◆ Records from a dataset ◆

________________________________________

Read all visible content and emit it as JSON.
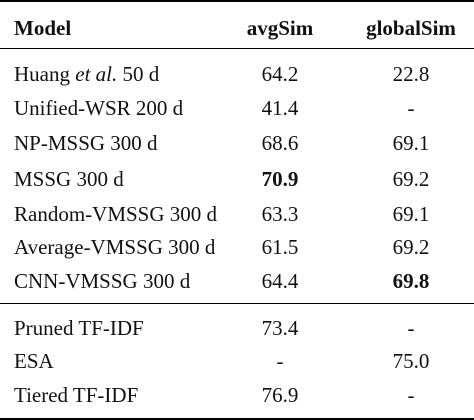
{
  "table": {
    "headers": {
      "model": "Model",
      "avgSim": "avgSim",
      "globalSim": "globalSim"
    },
    "group1": [
      {
        "model_prefix": "Huang ",
        "model_italic": "et al.",
        "model_suffix": " 50 d",
        "avgSim": "64.2",
        "globalSim": "22.8"
      },
      {
        "model": "Unified-WSR 200 d",
        "avgSim": "41.4",
        "globalSim": "-"
      },
      {
        "model": "NP-MSSG 300 d",
        "avgSim": "68.6",
        "globalSim": "69.1"
      },
      {
        "model": "MSSG 300 d",
        "avgSim": "70.9",
        "globalSim": "69.2",
        "bold": "avgSim"
      },
      {
        "model": "Random-VMSSG 300 d",
        "avgSim": "63.3",
        "globalSim": "69.1"
      },
      {
        "model": "Average-VMSSG 300 d",
        "avgSim": "61.5",
        "globalSim": "69.2"
      },
      {
        "model": "CNN-VMSSG 300 d",
        "avgSim": "64.4",
        "globalSim": "69.8",
        "bold": "globalSim"
      }
    ],
    "group2": [
      {
        "model": "Pruned TF-IDF",
        "avgSim": "73.4",
        "globalSim": "-"
      },
      {
        "model": "ESA",
        "avgSim": "-",
        "globalSim": "75.0"
      },
      {
        "model": "Tiered TF-IDF",
        "avgSim": "76.9",
        "globalSim": "-"
      }
    ]
  }
}
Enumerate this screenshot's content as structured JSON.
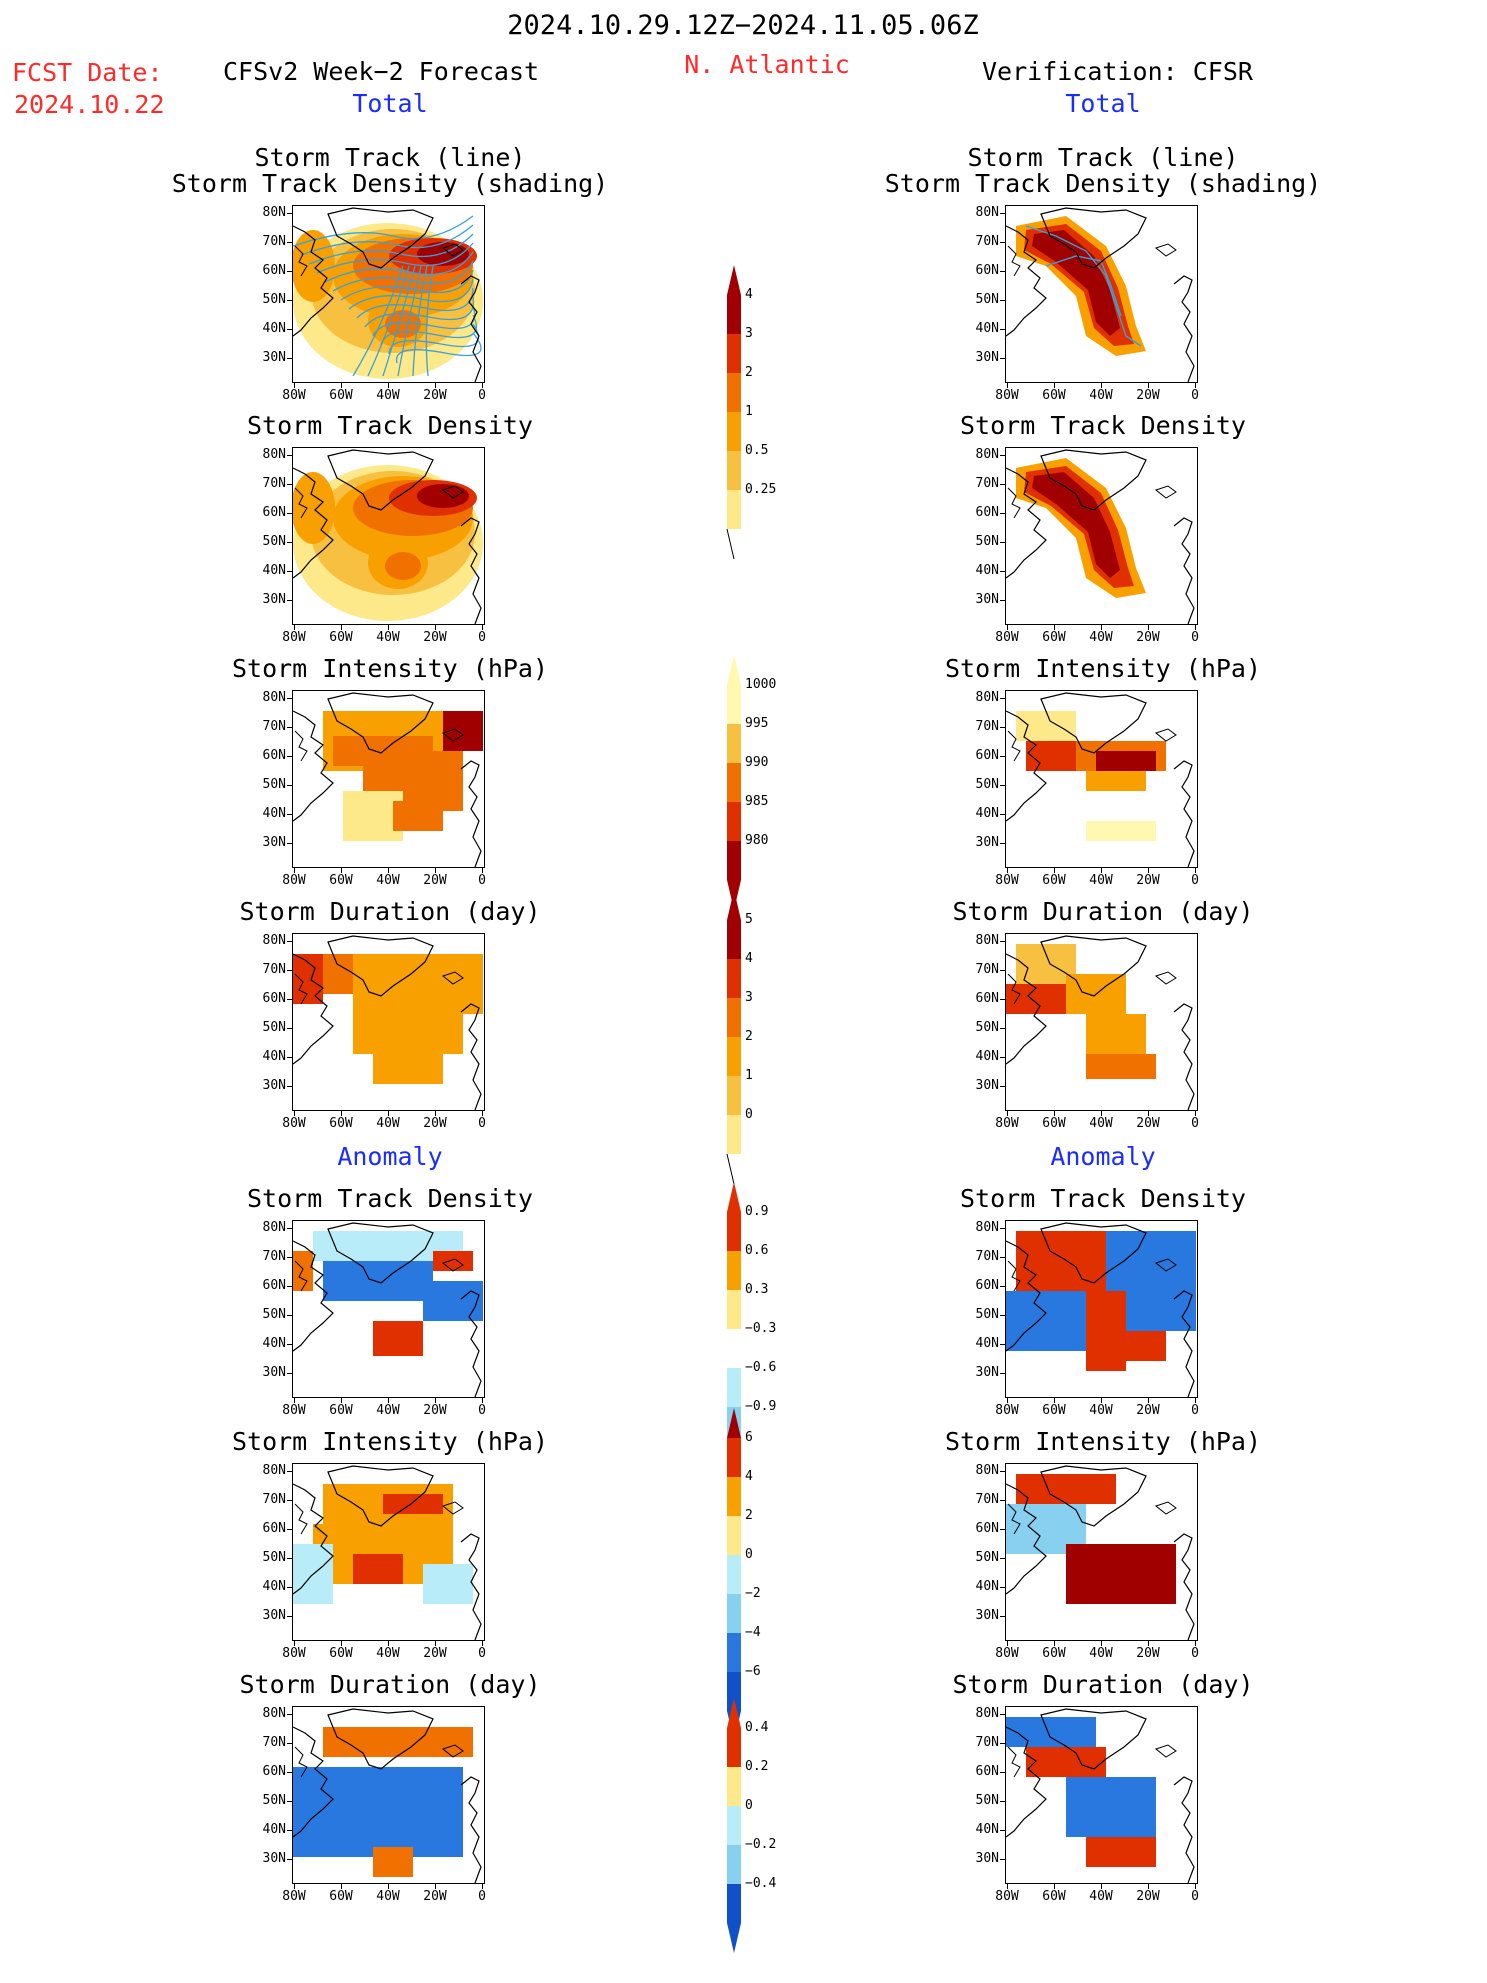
{
  "header": {
    "date_range": "2024.10.29.12Z−2024.11.05.06Z",
    "fcst_label": "FCST Date:",
    "fcst_date": "2024.10.22",
    "forecast_title": "CFSv2 Week−2 Forecast",
    "region": "N. Atlantic",
    "verification_title": "Verification: CFSR"
  },
  "sections": {
    "total": "Total",
    "anomaly": "Anomaly"
  },
  "panel_titles": {
    "track_line": "Storm Track (line)",
    "track_shading": "Storm Track Density (shading)",
    "density": "Storm Track Density",
    "intensity": "Storm Intensity (hPa)",
    "duration": "Storm Duration (day)"
  },
  "axes": {
    "lat_labels": [
      "80N",
      "70N",
      "60N",
      "50N",
      "40N",
      "30N"
    ],
    "lon_labels": [
      "80W",
      "60W",
      "40W",
      "20W",
      "0"
    ]
  },
  "colorbars": {
    "density_total": [
      "4",
      "3",
      "2",
      "1",
      "0.5",
      "0.25"
    ],
    "intensity_total": [
      "1000",
      "995",
      "990",
      "985",
      "980"
    ],
    "duration_total": [
      "5",
      "4",
      "3",
      "2",
      "1",
      "0"
    ],
    "density_anom": [
      "0.9",
      "0.6",
      "0.3",
      "−0.3",
      "−0.6",
      "−0.9"
    ],
    "intensity_anom": [
      "6",
      "4",
      "2",
      "0",
      "−2",
      "−4",
      "−6"
    ],
    "duration_anom": [
      "0.4",
      "0.2",
      "0",
      "−0.2",
      "−0.4"
    ]
  },
  "colors": {
    "warm": [
      "#fff8b0",
      "#fde88a",
      "#f8c040",
      "#f8a000",
      "#f07000",
      "#e03000",
      "#a00000"
    ],
    "cool": [
      "#b8ecf8",
      "#88d0f0",
      "#2878e0",
      "#1050c8"
    ],
    "track_line": "#3aa0d8",
    "land_line": "#000000"
  }
}
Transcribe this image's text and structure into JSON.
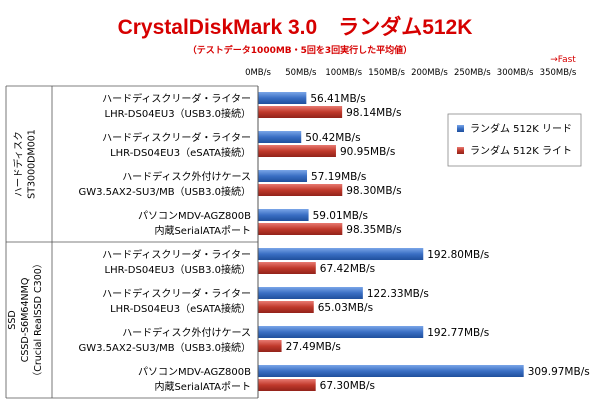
{
  "chart_data": {
    "type": "bar",
    "orientation": "horizontal",
    "title": "CrystalDiskMark 3.0　ランダム512K",
    "subtitle": "（テストデータ1000MB・5回を3回実行した平均値）",
    "fast_label": "→Fast",
    "xlim": [
      0,
      350
    ],
    "x_ticks": [
      "0MB/s",
      "50MB/s",
      "100MB/s",
      "150MB/s",
      "200MB/s",
      "250MB/s",
      "300MB/s",
      "350MB/s"
    ],
    "grid": false,
    "legend_position": "right",
    "value_suffix": "MB/s",
    "categories": [
      {
        "line1": "ハードディスクリーダ・ライター",
        "line2": "LHR-DS04EU3（USB3.0接続）"
      },
      {
        "line1": "ハードディスクリーダ・ライター",
        "line2": "LHR-DS04EU3（eSATA接続）"
      },
      {
        "line1": "ハードディスク外付けケース",
        "line2": "GW3.5AX2-SU3/MB（USB3.0接続）"
      },
      {
        "line1": "パソコンMDV-AGZ800B",
        "line2": "内蔵SerialATAポート"
      },
      {
        "line1": "ハードディスクリーダ・ライター",
        "line2": "LHR-DS04EU3（USB3.0接続）"
      },
      {
        "line1": "ハードディスクリーダ・ライター",
        "line2": "LHR-DS04EU3（eSATA接続）"
      },
      {
        "line1": "ハードディスク外付けケース",
        "line2": "GW3.5AX2-SU3/MB（USB3.0接続）"
      },
      {
        "line1": "パソコンMDV-AGZ800B",
        "line2": "内蔵SerialATAポート"
      }
    ],
    "groups": [
      {
        "lines": [
          "ハードディスク",
          "ST3000DM001"
        ],
        "start": 0,
        "end": 3
      },
      {
        "lines": [
          "SSD",
          "CSSD-S6M64NMQ",
          "（Crucial RealSSD C300）"
        ],
        "start": 4,
        "end": 7
      }
    ],
    "series": [
      {
        "name": "ランダム 512K リード",
        "color": "#3a6fc4",
        "values": [
          56.41,
          50.42,
          57.19,
          59.01,
          192.8,
          122.33,
          192.77,
          309.97
        ]
      },
      {
        "name": "ランダム 512K ライト",
        "color": "#c0392b",
        "values": [
          98.14,
          90.95,
          98.3,
          98.35,
          67.42,
          65.03,
          27.49,
          67.3
        ]
      }
    ]
  }
}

________________________________________

◆ Problem requirements ◆
Copy out all lines from the material above that contain the string "this".

◆ Written response ◆
Enumerate this screenshot's content as structured JSON.
Transcribe this image's text and structure into JSON.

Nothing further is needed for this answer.